___ GIVEN INFORMATION

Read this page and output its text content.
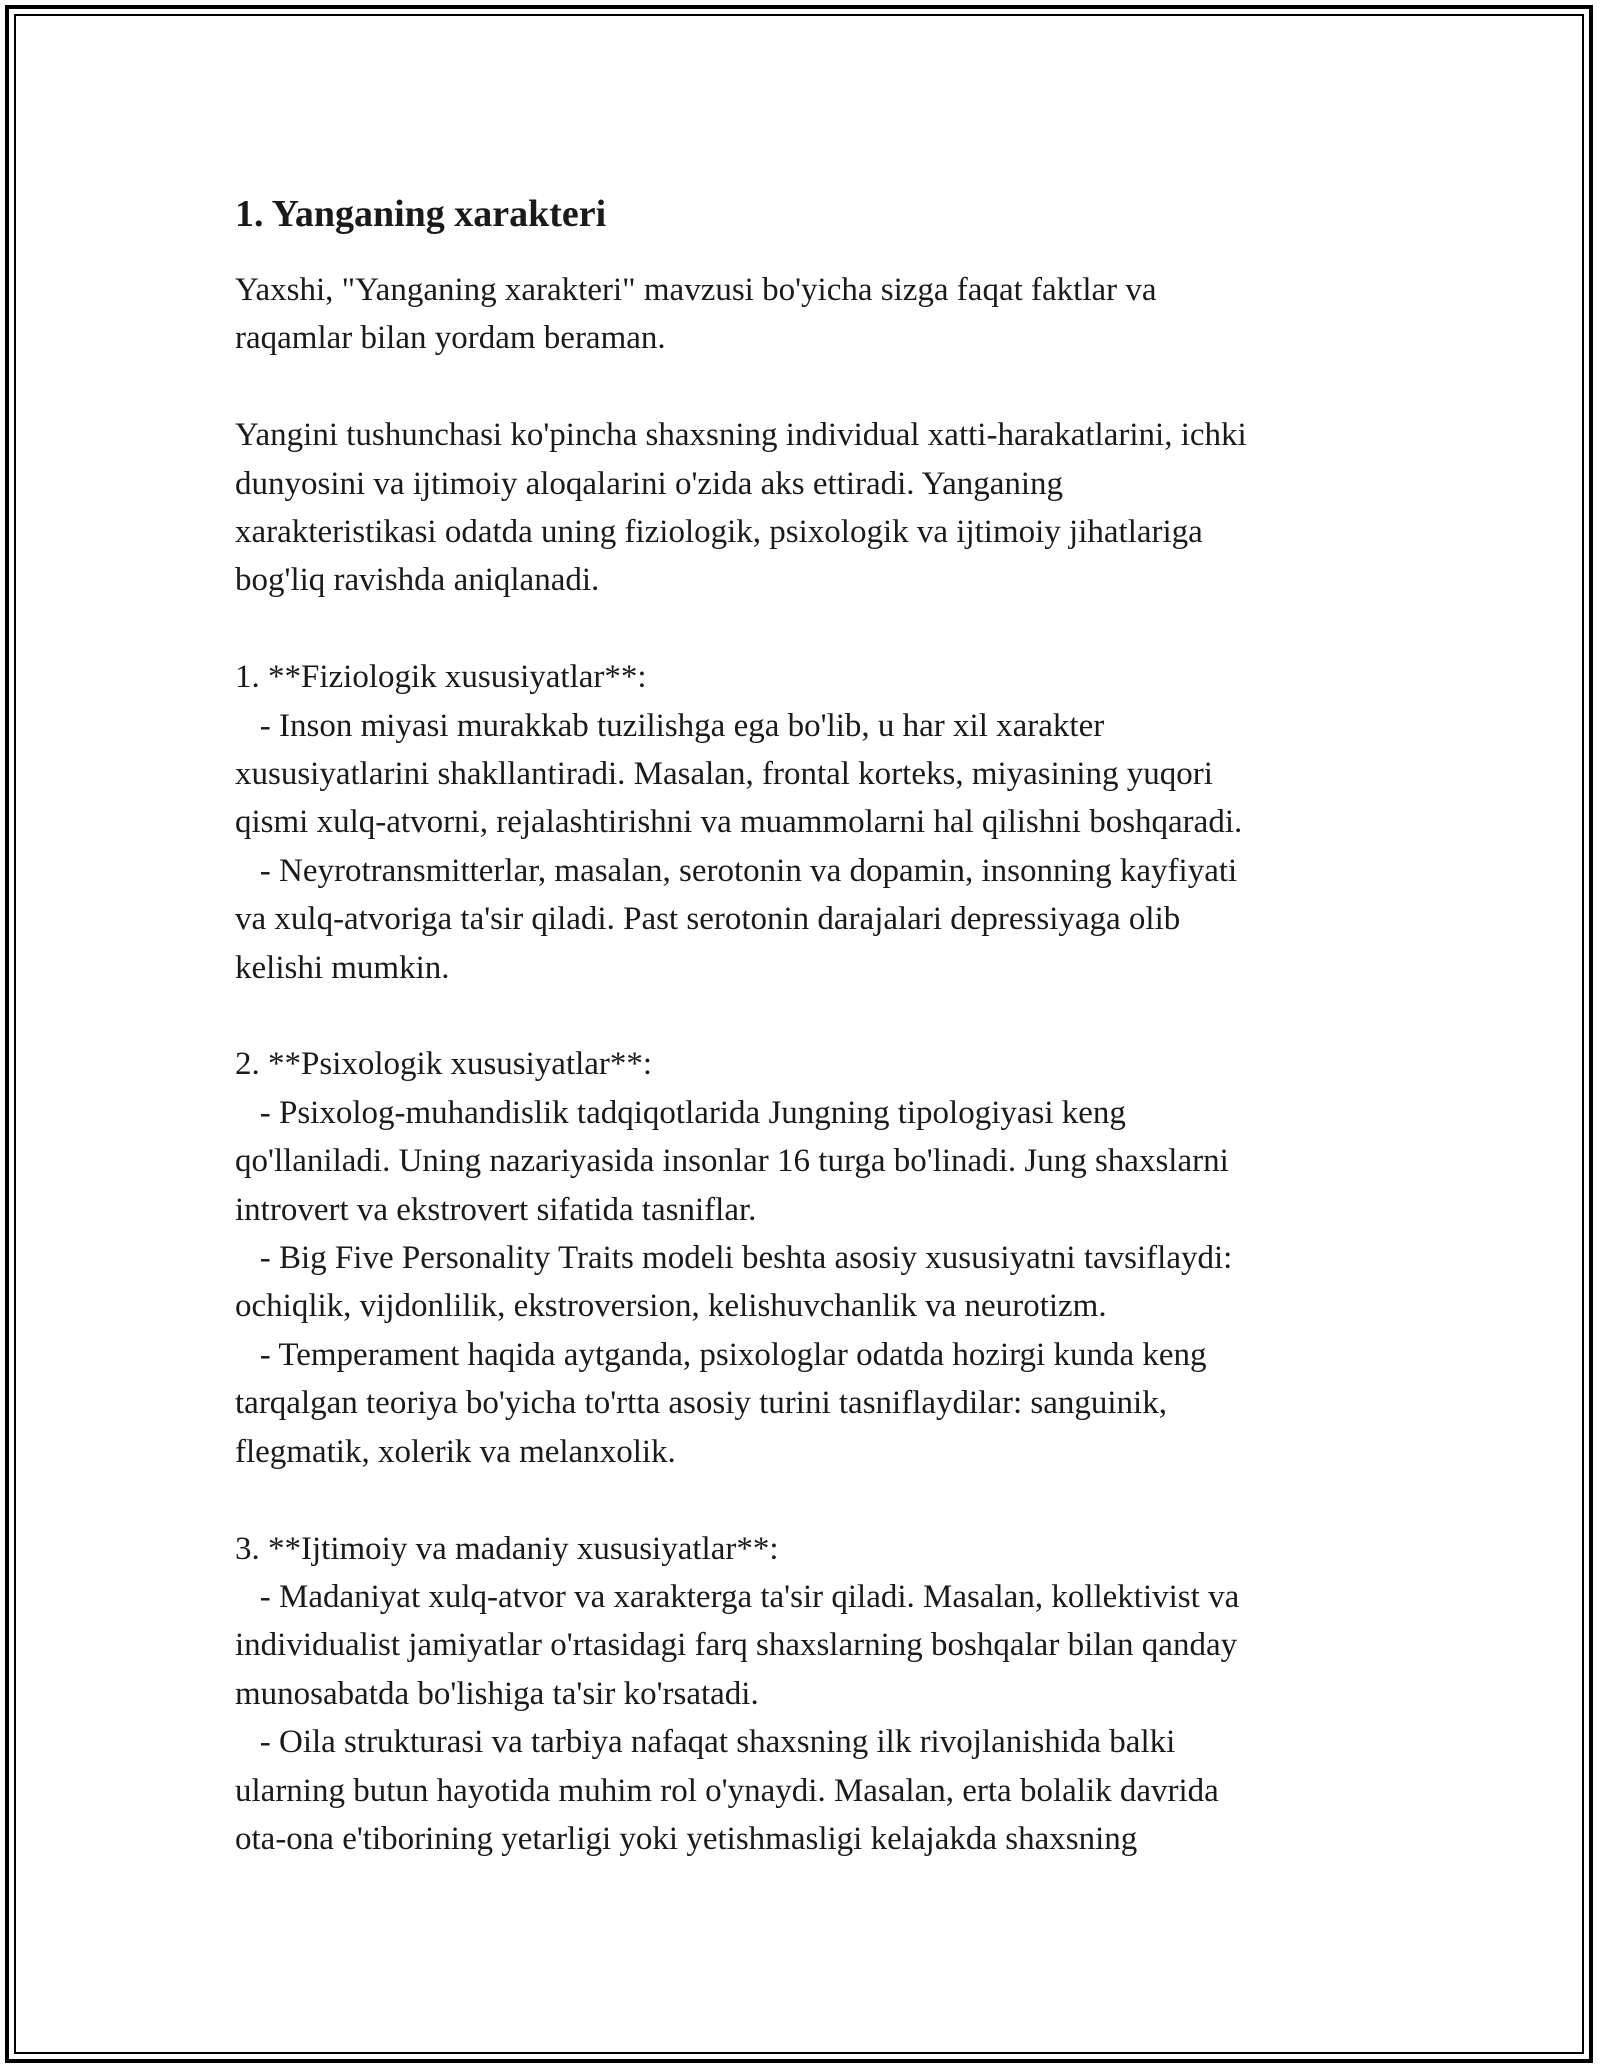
1. Yanganing xarakteri

Yaxshi, "Yanganing xarakteri" mavzusi bo'yicha sizga faqat faktlar va
raqamlar bilan yordam beraman.

Yangini tushunchasi ko'pincha shaxsning individual xatti-harakatlarini, ichki
dunyosini va ijtimoiy aloqalarini o'zida aks ettiradi. Yanganing
xarakteristikasi odatda uning fiziologik, psixologik va ijtimoiy jihatlariga
bog'liq ravishda aniqlanadi.

1. **Fiziologik xususiyatlar**:
- Inson miyasi murakkab tuzilishga ega bo'lib, u har xil xarakter
xususiyatlarini shakllantiradi. Masalan, frontal korteks, miyasining yuqori
qismi xulq-atvorni, rejalashtirishni va muammolarni hal qilishni boshqaradi.
- Neyrotransmitterlar, masalan, serotonin va dopamin, insonning kayfiyati
va xulq-atvoriga ta'sir qiladi. Past serotonin darajalari depressiyaga olib
kelishi mumkin.

2. **Psixologik xususiyatlar**:
- Psixolog-muhandislik tadqiqotlarida Jungning tipologiyasi keng
qo'llaniladi. Uning nazariyasida insonlar 16 turga bo'linadi. Jung shaxslarni
introvert va ekstrovert sifatida tasniflar.
- Big Five Personality Traits modeli beshta asosiy xususiyatni tavsiflaydi:
ochiqlik, vijdonlilik, ekstroversion, kelishuvchanlik va neurotizm.
- Temperament haqida aytganda, psixologlar odatda hozirgi kunda keng
tarqalgan teoriya bo'yicha to'rtta asosiy turini tasniflaydilar: sanguinik,
flegmatik, xolerik va melanxolik.

3. **Ijtimoiy va madaniy xususiyatlar**:
- Madaniyat xulq-atvor va xarakterga ta'sir qiladi. Masalan, kollektivist va
individualist jamiyatlar o'rtasidagi farq shaxslarning boshqalar bilan qanday
munosabatda bo'lishiga ta'sir ko'rsatadi.
- Oila strukturasi va tarbiya nafaqat shaxsning ilk rivojlanishida balki
ularning butun hayotida muhim rol o'ynaydi. Masalan, erta bolalik davrida
ota-ona e'tiborining yetarligi yoki yetishmasligi kelajakda shaxsning
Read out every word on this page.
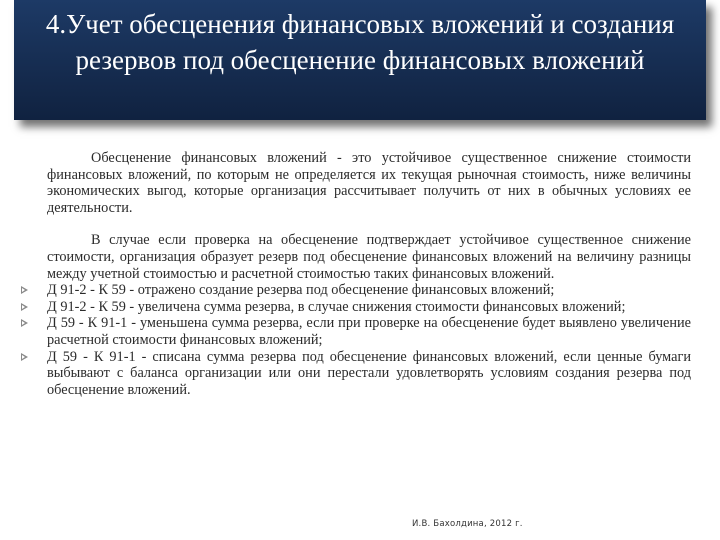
4.Учет обесценения финансовых вложений и создания резервов под обесценение финансовых вложений

Обесценение финансовых вложений - это устойчивое существенное снижение стоимости финансовых вложений, по которым не определяется их текущая рыночная стоимость, ниже величины экономических выгод, которые организация рассчитывает получить от них в обычных условиях ее деятельности.

В случае если проверка на обесценение подтверждает устойчивое существенное снижение стоимости, организация образует резерв под обесценение финансовых вложений на величину разницы между учетной стоимостью и расчетной стоимостью таких финансовых вложений.

Д 91-2 - К 59 - отражено создание резерва под обесценение финансовых вложений;
Д 91-2 - К 59 - увеличена сумма резерва, в случае снижения стоимости финансовых вложений;
Д 59 - К 91-1 - уменьшена сумма резерва, если при проверке на обесценение будет выявлено увеличение расчетной стоимости финансовых вложений;
Д 59 - К 91-1 - списана сумма резерва под обесценение финансовых вложений, если ценные бумаги выбывают с баланса организации или они перестали удовлетворять условиям создания резерва под обесценение вложений.
И.В. Бахолдина, 2012 г.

______

REQUEST: Write the entries above out in full, exactly, with no images.

FULL ANSWER:
Read this page and output its text content.
1. Yanganing xarakteri

Yaxshi, "Yanganing xarakteri" mavzusi bo'yicha sizga faqat faktlar va
raqamlar bilan yordam beraman.

Yangini tushunchasi ko'pincha shaxsning individual xatti-harakatlarini, ichki
dunyosini va ijtimoiy aloqalarini o'zida aks ettiradi. Yanganing
xarakteristikasi odatda uning fiziologik, psixologik va ijtimoiy jihatlariga
bog'liq ravishda aniqlanadi.

1. **Fiziologik xususiyatlar**:
- Inson miyasi murakkab tuzilishga ega bo'lib, u har xil xarakter
xususiyatlarini shakllantiradi. Masalan, frontal korteks, miyasining yuqori
qismi xulq-atvorni, rejalashtirishni va muammolarni hal qilishni boshqaradi.
- Neyrotransmitterlar, masalan, serotonin va dopamin, insonning kayfiyati
va xulq-atvoriga ta'sir qiladi. Past serotonin darajalari depressiyaga olib
kelishi mumkin.

2. **Psixologik xususiyatlar**:
- Psixolog-muhandislik tadqiqotlarida Jungning tipologiyasi keng
qo'llaniladi. Uning nazariyasida insonlar 16 turga bo'linadi. Jung shaxslarni
introvert va ekstrovert sifatida tasniflar.
- Big Five Personality Traits modeli beshta asosiy xususiyatni tavsiflaydi:
ochiqlik, vijdonlilik, ekstroversion, kelishuvchanlik va neurotizm.
- Temperament haqida aytganda, psixologlar odatda hozirgi kunda keng
tarqalgan teoriya bo'yicha to'rtta asosiy turini tasniflaydilar: sanguinik,
flegmatik, xolerik va melanxolik.

3. **Ijtimoiy va madaniy xususiyatlar**:
- Madaniyat xulq-atvor va xarakterga ta'sir qiladi. Masalan, kollektivist va
individualist jamiyatlar o'rtasidagi farq shaxslarning boshqalar bilan qanday
munosabatda bo'lishiga ta'sir ko'rsatadi.
- Oila strukturasi va tarbiya nafaqat shaxsning ilk rivojlanishida balki
ularning butun hayotida muhim rol o'ynaydi. Masalan, erta bolalik davrida
ota-ona e'tiborining yetarligi yoki yetishmasligi kelajakda shaxsning
Read out every word on this page.
4.Учет обесценения финансовых вложений и создания резервов под обесценение финансовых вложений

Обесценение финансовых вложений - это устойчивое существенное снижение стоимости финансовых вложений, по которым не определяется их текущая рыночная стоимость, ниже величины экономических выгод, которые организация рассчитывает получить от них в обычных условиях ее деятельности.

В случае если проверка на обесценение подтверждает устойчивое существенное снижение стоимости, организация образует резерв под обесценение финансовых вложений на величину разницы между учетной стоимостью и расчетной стоимостью таких финансовых вложений.

Д 91-2 - К 59 - отражено создание резерва под обесценение финансовых вложений;
Д 91-2 - К 59 - увеличена сумма резерва, в случае снижения стоимости финансовых вложений;
Д 59 - К 91-1 - уменьшена сумма резерва, если при проверке на обесценение будет выявлено увеличение расчетной стоимости финансовых вложений;
Д 59 - К 91-1 - списана сумма резерва под обесценение финансовых вложений, если ценные бумаги выбывают с баланса организации или они перестали удовлетворять условиям создания резерва под обесценение вложений.
И.В. Бахолдина, 2012 г.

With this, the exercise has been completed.